Take each line containing the word "zwłaszcza" and copy it.

• DATA SHOWN
§

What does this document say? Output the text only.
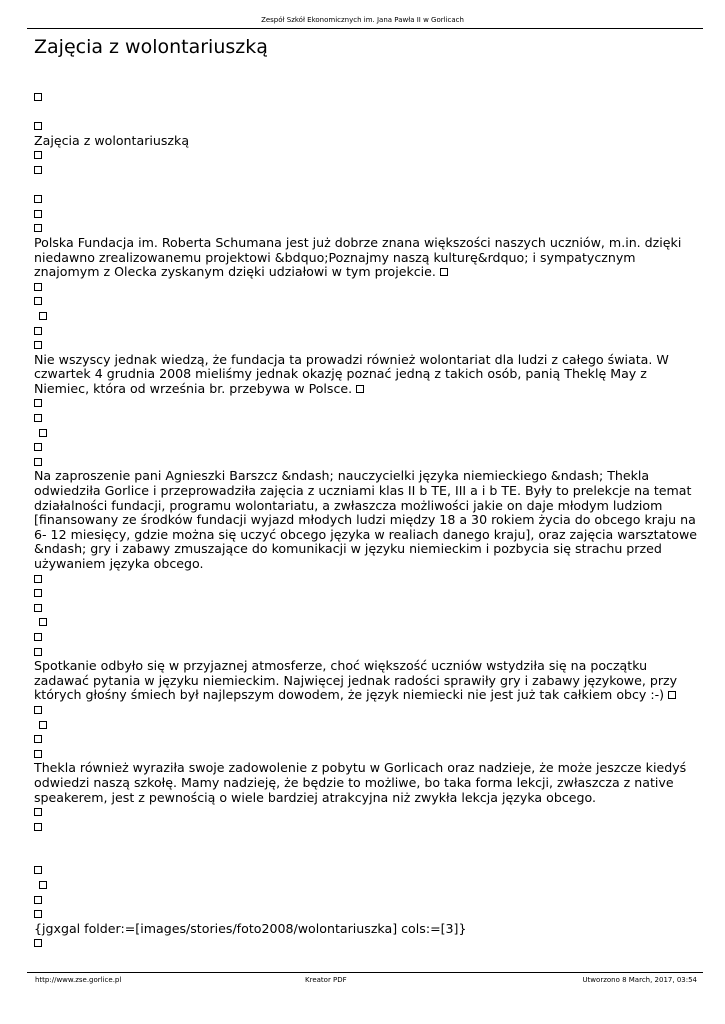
Zespół Szkół Ekonomicznych im. Jana Pawła II w Gorlicach
Zajęcia z wolontariuszką
Zajęcia z wolontariuszką
Polska Fundacja im. Roberta Schumana jest już dobrze znana większości naszych uczniów, m.in. dzięki
niedawno zrealizowanemu projektowi &bdquo;Poznajmy naszą kulturę&rdquo; i sympatycznym
znajomym z Olecka zyskanym dzięki udziałowi w tym projekcie.
Nie wszyscy jednak wiedzą, że fundacja ta prowadzi również wolontariat dla ludzi z całego świata. W
czwartek 4 grudnia 2008 mieliśmy jednak okazję poznać jedną z takich osób, panią Theklę May z
Niemiec, która od września br. przebywa w Polsce.
Na zaproszenie pani Agnieszki Barszcz &ndash; nauczycielki języka niemieckiego &ndash; Thekla
odwiedziła Gorlice i przeprowadziła zajęcia z uczniami klas II b TE, III a i b TE. Były to prelekcje na temat
działalności fundacji, programu wolontariatu, a zwłaszcza możliwości jakie on daje młodym ludziom
[finansowany ze środków fundacji wyjazd młodych ludzi między 18 a 30 rokiem życia do obcego kraju na
6- 12 miesięcy, gdzie można się uczyć obcego języka w realiach danego kraju], oraz zajęcia warsztatowe
&ndash; gry i zabawy zmuszające do komunikacji w języku niemieckim i pozbycia się strachu przed
używaniem języka obcego.
Spotkanie odbyło się w przyjaznej atmosferze, choć większość uczniów wstydziła się na początku
zadawać pytania w języku niemieckim. Najwięcej jednak radości sprawiły gry i zabawy językowe, przy
których głośny śmiech był najlepszym dowodem, że język niemiecki nie jest już tak całkiem obcy :-)
Thekla również wyraziła swoje zadowolenie z pobytu w Gorlicach oraz nadzieje, że może jeszcze kiedyś
odwiedzi naszą szkołę. Mamy nadzieję, że będzie to możliwe, bo taka forma lekcji, zwłaszcza z native
speakerem, jest z pewnością o wiele bardziej atrakcyjna niż zwykła lekcja języka obcego.
{jgxgal folder:=[images/stories/foto2008/wolontariuszka] cols:=[3]}
http://www.zse.gorlice.pl	Kreator PDF	Utworzono 8 March, 2017, 03:54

§

• RESPONSE
działalności fundacji, programu wolontariatu, a zwłaszcza możliwości jakie on daje młodym ludziom
odwiedzi naszą szkołę. Mamy nadzieję, że będzie to możliwe, bo taka forma lekcji, zwłaszcza z native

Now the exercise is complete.